### Exercise task
Do not include the pictures; repeat the rest of the data exactly.

### The input
══════════

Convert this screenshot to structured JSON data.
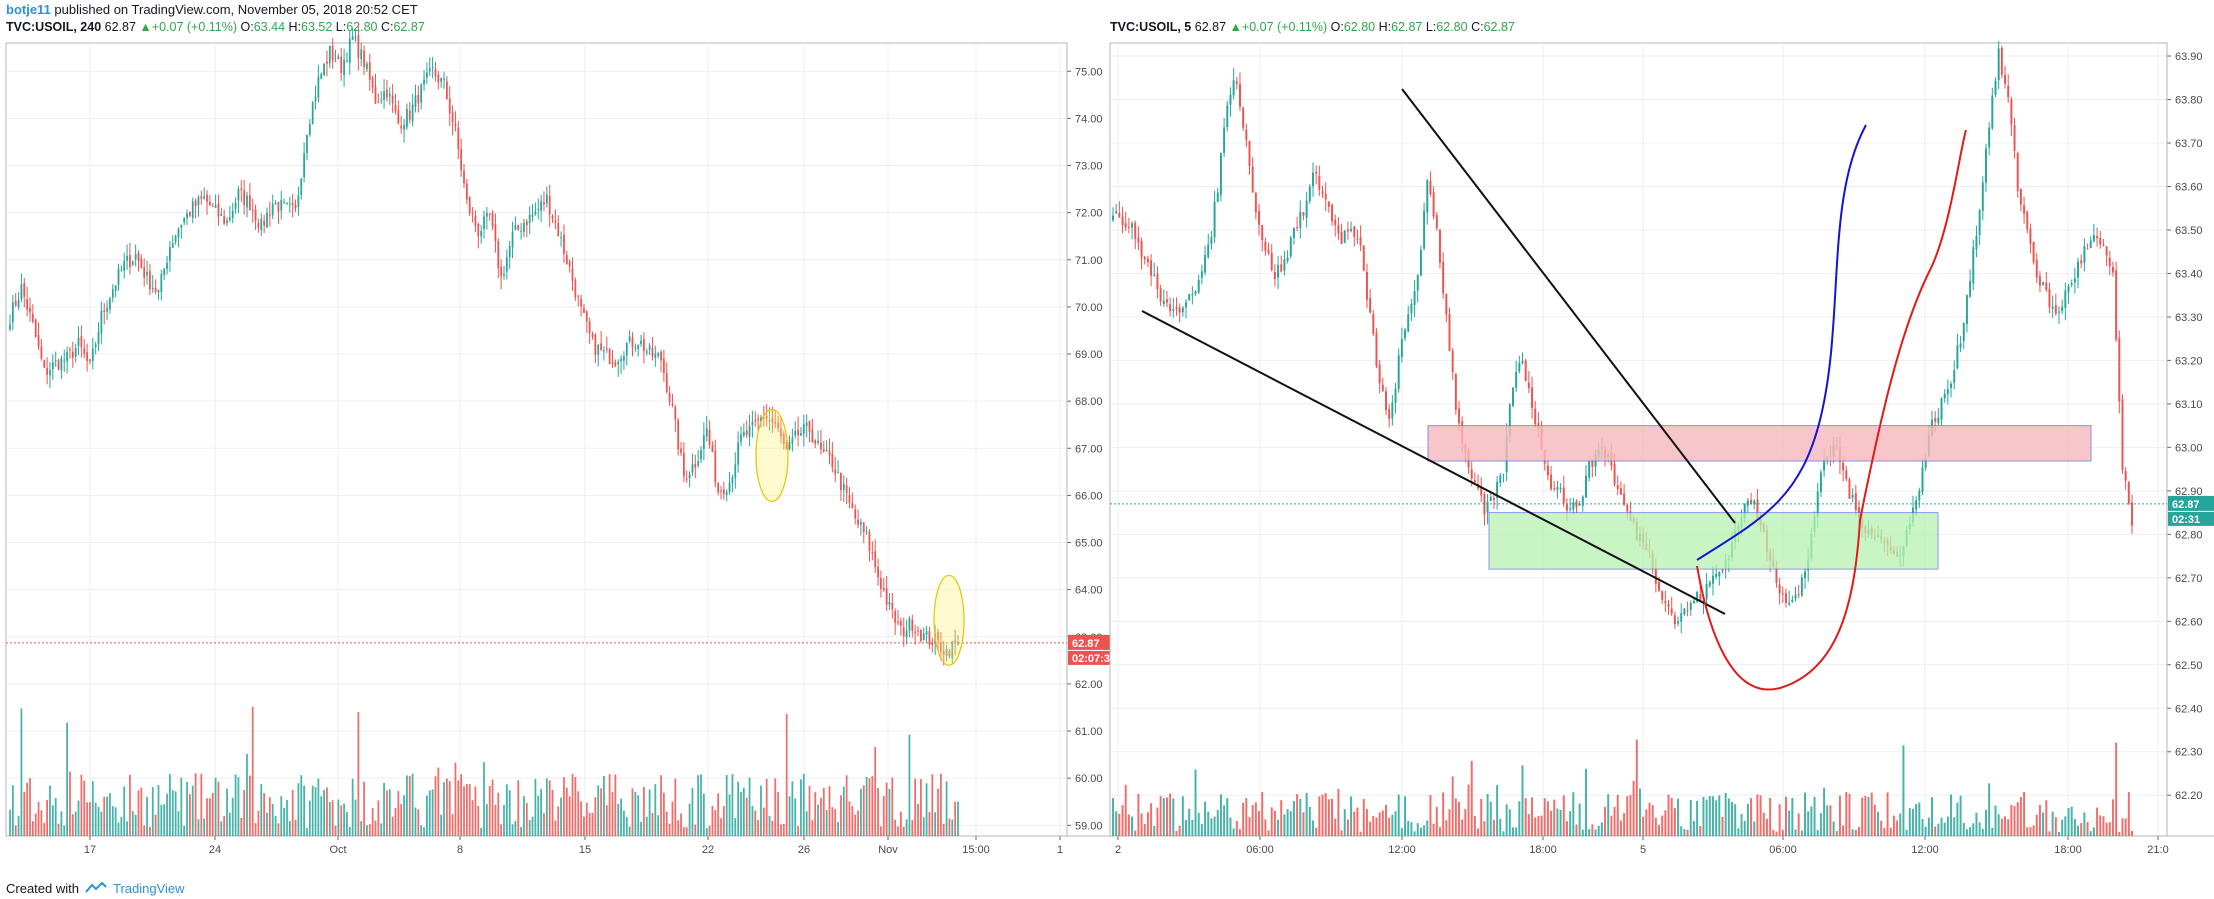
{
  "header": {
    "author": "botje11",
    "published": "published on TradingView.com, November 05, 2018 20:52 CET"
  },
  "footer": {
    "created": "Created with",
    "brand": "TradingView"
  },
  "colors": {
    "up": "#26a69a",
    "down": "#ef5350",
    "grid": "#eceff2",
    "border": "#b2b5be",
    "blue": "#1515d0",
    "red": "#e01b1b",
    "pink": "#f7b9bd",
    "green": "#b6f2b0"
  },
  "chart_data": [
    {
      "type": "candlestick",
      "symbol": "TVC:USOIL, 240",
      "ohlc": {
        "last": "62.87",
        "change": "+0.07 (+0.11%)",
        "O": "63.44",
        "H": "63.52",
        "L": "62.80",
        "C": "62.87"
      },
      "y_ticks": [
        "75.00",
        "74.00",
        "73.00",
        "72.00",
        "71.00",
        "70.00",
        "69.00",
        "68.00",
        "67.00",
        "66.00",
        "65.00",
        "64.00",
        "63.00",
        "62.00",
        "61.00",
        "60.00",
        "59.00"
      ],
      "x_ticks": [
        "17",
        "24",
        "Oct",
        "8",
        "15",
        "22",
        "26",
        "Nov",
        "15:00",
        "1"
      ],
      "ylim": [
        58.9,
        75.6
      ],
      "price_tag": "62.87",
      "countdown": "02:07:3",
      "close_series": [
        69.8,
        70.4,
        69.6,
        68.6,
        68.8,
        68.9,
        69.2,
        68.7,
        69.8,
        70.4,
        70.9,
        71.1,
        70.6,
        70.3,
        71.3,
        71.8,
        72.1,
        72.3,
        72.0,
        71.8,
        72.4,
        72.2,
        71.7,
        72.2,
        72.1,
        72.0,
        73.8,
        74.8,
        75.4,
        75.1,
        75.7,
        75.2,
        74.4,
        74.6,
        73.9,
        74.1,
        74.6,
        75.0,
        74.7,
        73.7,
        72.2,
        71.6,
        71.9,
        70.6,
        71.5,
        71.8,
        72.0,
        72.3,
        71.6,
        70.8,
        69.9,
        69.2,
        69.0,
        68.9,
        69.2,
        69.3,
        69.0,
        68.9,
        67.8,
        66.4,
        66.7,
        67.4,
        66.1,
        66.3,
        67.2,
        67.4,
        67.7,
        67.5,
        66.9,
        67.3,
        67.4,
        66.9,
        66.7,
        66.1,
        65.5,
        65.1,
        64.3,
        63.6,
        63.1,
        63.3,
        63.0,
        62.9,
        62.7,
        62.9
      ]
    },
    {
      "type": "candlestick",
      "symbol": "TVC:USOIL, 5",
      "ohlc": {
        "last": "62.87",
        "change": "+0.07 (+0.11%)",
        "O": "62.80",
        "H": "62.87",
        "L": "62.80",
        "C": "62.87"
      },
      "y_ticks": [
        "63.90",
        "63.80",
        "63.70",
        "63.60",
        "63.50",
        "63.40",
        "63.30",
        "63.20",
        "63.10",
        "63.00",
        "62.90",
        "62.80",
        "62.70",
        "62.60",
        "62.50",
        "62.40",
        "62.30",
        "62.20"
      ],
      "x_ticks": [
        "2",
        "06:00",
        "12:00",
        "18:00",
        "5",
        "06:00",
        "12:00",
        "18:00",
        "21:0"
      ],
      "ylim": [
        62.12,
        63.93
      ],
      "price_tag": "62.87",
      "countdown": "02:31",
      "close_series": [
        63.55,
        63.52,
        63.5,
        63.45,
        63.4,
        63.35,
        63.3,
        63.32,
        63.36,
        63.38,
        63.45,
        63.6,
        63.8,
        63.85,
        63.7,
        63.55,
        63.45,
        63.4,
        63.42,
        63.5,
        63.55,
        63.62,
        63.6,
        63.52,
        63.48,
        63.5,
        63.45,
        63.3,
        63.15,
        63.05,
        63.2,
        63.3,
        63.4,
        63.6,
        63.5,
        63.3,
        63.1,
        62.98,
        62.92,
        62.85,
        62.88,
        62.95,
        63.15,
        63.2,
        63.1,
        63.0,
        62.92,
        62.9,
        62.85,
        62.88,
        62.95,
        63.0,
        62.98,
        62.9,
        62.85,
        62.8,
        62.78,
        62.7,
        62.65,
        62.6,
        62.62,
        62.65,
        62.66,
        62.7,
        62.72,
        62.78,
        62.85,
        62.88,
        62.82,
        62.75,
        62.68,
        62.64,
        62.66,
        62.75,
        62.9,
        62.98,
        63.0,
        62.92,
        62.85,
        62.82,
        62.8,
        62.78,
        62.75,
        62.78,
        62.85,
        62.95,
        63.05,
        63.1,
        63.15,
        63.25,
        63.4,
        63.55,
        63.75,
        63.9,
        63.8,
        63.6,
        63.5,
        63.4,
        63.35,
        63.3,
        63.35,
        63.4,
        63.45,
        63.48,
        63.45,
        63.4,
        62.95,
        62.82
      ]
    }
  ]
}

══════════

### Problem solution
Convert this screenshot to structured JSON data.
{
  "header": {
    "author": "botje11",
    "published": "published on TradingView.com, November 05, 2018 20:52 CET"
  },
  "footer": {
    "created": "Created with",
    "brand": "TradingView"
  },
  "colors": {
    "up": "#26a69a",
    "down": "#ef5350",
    "grid": "#eceff2",
    "border": "#b2b5be",
    "blue": "#1515d0",
    "red": "#e01b1b",
    "pink": "#f7b9bd",
    "green": "#b6f2b0"
  },
  "chart_data": [
    {
      "type": "candlestick",
      "symbol": "TVC:USOIL, 240",
      "ohlc": {
        "last": "62.87",
        "change": "+0.07 (+0.11%)",
        "O": "63.44",
        "H": "63.52",
        "L": "62.80",
        "C": "62.87"
      },
      "y_ticks": [
        "75.00",
        "74.00",
        "73.00",
        "72.00",
        "71.00",
        "70.00",
        "69.00",
        "68.00",
        "67.00",
        "66.00",
        "65.00",
        "64.00",
        "63.00",
        "62.00",
        "61.00",
        "60.00",
        "59.00"
      ],
      "x_ticks": [
        "17",
        "24",
        "Oct",
        "8",
        "15",
        "22",
        "26",
        "Nov",
        "15:00",
        "1"
      ],
      "ylim": [
        58.9,
        75.6
      ],
      "price_tag": "62.87",
      "countdown": "02:07:3",
      "close_series": [
        69.8,
        70.4,
        69.6,
        68.6,
        68.8,
        68.9,
        69.2,
        68.7,
        69.8,
        70.4,
        70.9,
        71.1,
        70.6,
        70.3,
        71.3,
        71.8,
        72.1,
        72.3,
        72.0,
        71.8,
        72.4,
        72.2,
        71.7,
        72.2,
        72.1,
        72.0,
        73.8,
        74.8,
        75.4,
        75.1,
        75.7,
        75.2,
        74.4,
        74.6,
        73.9,
        74.1,
        74.6,
        75.0,
        74.7,
        73.7,
        72.2,
        71.6,
        71.9,
        70.6,
        71.5,
        71.8,
        72.0,
        72.3,
        71.6,
        70.8,
        69.9,
        69.2,
        69.0,
        68.9,
        69.2,
        69.3,
        69.0,
        68.9,
        67.8,
        66.4,
        66.7,
        67.4,
        66.1,
        66.3,
        67.2,
        67.4,
        67.7,
        67.5,
        66.9,
        67.3,
        67.4,
        66.9,
        66.7,
        66.1,
        65.5,
        65.1,
        64.3,
        63.6,
        63.1,
        63.3,
        63.0,
        62.9,
        62.7,
        62.9
      ]
    },
    {
      "type": "candlestick",
      "symbol": "TVC:USOIL, 5",
      "ohlc": {
        "last": "62.87",
        "change": "+0.07 (+0.11%)",
        "O": "62.80",
        "H": "62.87",
        "L": "62.80",
        "C": "62.87"
      },
      "y_ticks": [
        "63.90",
        "63.80",
        "63.70",
        "63.60",
        "63.50",
        "63.40",
        "63.30",
        "63.20",
        "63.10",
        "63.00",
        "62.90",
        "62.80",
        "62.70",
        "62.60",
        "62.50",
        "62.40",
        "62.30",
        "62.20"
      ],
      "x_ticks": [
        "2",
        "06:00",
        "12:00",
        "18:00",
        "5",
        "06:00",
        "12:00",
        "18:00",
        "21:0"
      ],
      "ylim": [
        62.12,
        63.93
      ],
      "price_tag": "62.87",
      "countdown": "02:31",
      "close_series": [
        63.55,
        63.52,
        63.5,
        63.45,
        63.4,
        63.35,
        63.3,
        63.32,
        63.36,
        63.38,
        63.45,
        63.6,
        63.8,
        63.85,
        63.7,
        63.55,
        63.45,
        63.4,
        63.42,
        63.5,
        63.55,
        63.62,
        63.6,
        63.52,
        63.48,
        63.5,
        63.45,
        63.3,
        63.15,
        63.05,
        63.2,
        63.3,
        63.4,
        63.6,
        63.5,
        63.3,
        63.1,
        62.98,
        62.92,
        62.85,
        62.88,
        62.95,
        63.15,
        63.2,
        63.1,
        63.0,
        62.92,
        62.9,
        62.85,
        62.88,
        62.95,
        63.0,
        62.98,
        62.9,
        62.85,
        62.8,
        62.78,
        62.7,
        62.65,
        62.6,
        62.62,
        62.65,
        62.66,
        62.7,
        62.72,
        62.78,
        62.85,
        62.88,
        62.82,
        62.75,
        62.68,
        62.64,
        62.66,
        62.75,
        62.9,
        62.98,
        63.0,
        62.92,
        62.85,
        62.82,
        62.8,
        62.78,
        62.75,
        62.78,
        62.85,
        62.95,
        63.05,
        63.1,
        63.15,
        63.25,
        63.4,
        63.55,
        63.75,
        63.9,
        63.8,
        63.6,
        63.5,
        63.4,
        63.35,
        63.3,
        63.35,
        63.4,
        63.45,
        63.48,
        63.45,
        63.4,
        62.95,
        62.82
      ]
    }
  ]
}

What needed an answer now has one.